## Entries taken from a collection

==========

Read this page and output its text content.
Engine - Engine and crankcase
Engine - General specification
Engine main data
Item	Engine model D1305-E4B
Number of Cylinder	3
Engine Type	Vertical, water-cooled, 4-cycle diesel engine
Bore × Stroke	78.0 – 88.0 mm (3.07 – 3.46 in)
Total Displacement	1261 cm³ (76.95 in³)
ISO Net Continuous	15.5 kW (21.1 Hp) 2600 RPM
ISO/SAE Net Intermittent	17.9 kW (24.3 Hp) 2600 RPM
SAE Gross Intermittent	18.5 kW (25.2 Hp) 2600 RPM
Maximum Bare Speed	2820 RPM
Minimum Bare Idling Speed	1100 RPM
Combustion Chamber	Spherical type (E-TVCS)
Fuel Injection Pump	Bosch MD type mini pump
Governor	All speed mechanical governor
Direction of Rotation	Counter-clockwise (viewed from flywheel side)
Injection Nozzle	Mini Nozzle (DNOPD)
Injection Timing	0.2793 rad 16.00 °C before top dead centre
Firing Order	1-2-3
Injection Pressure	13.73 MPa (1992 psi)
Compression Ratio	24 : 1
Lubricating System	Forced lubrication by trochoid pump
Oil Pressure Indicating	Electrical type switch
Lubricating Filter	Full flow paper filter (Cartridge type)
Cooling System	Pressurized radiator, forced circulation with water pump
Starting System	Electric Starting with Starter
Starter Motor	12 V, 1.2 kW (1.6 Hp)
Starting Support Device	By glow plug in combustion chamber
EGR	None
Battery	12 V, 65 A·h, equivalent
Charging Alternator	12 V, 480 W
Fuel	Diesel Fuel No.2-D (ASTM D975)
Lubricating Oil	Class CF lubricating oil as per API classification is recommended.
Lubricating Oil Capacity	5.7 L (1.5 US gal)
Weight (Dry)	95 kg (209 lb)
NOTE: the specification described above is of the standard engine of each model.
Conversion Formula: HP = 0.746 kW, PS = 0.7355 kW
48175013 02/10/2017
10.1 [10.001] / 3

==========

Tell how many lines hold the string "with", giving the number and nothing else.

## Solved problem
2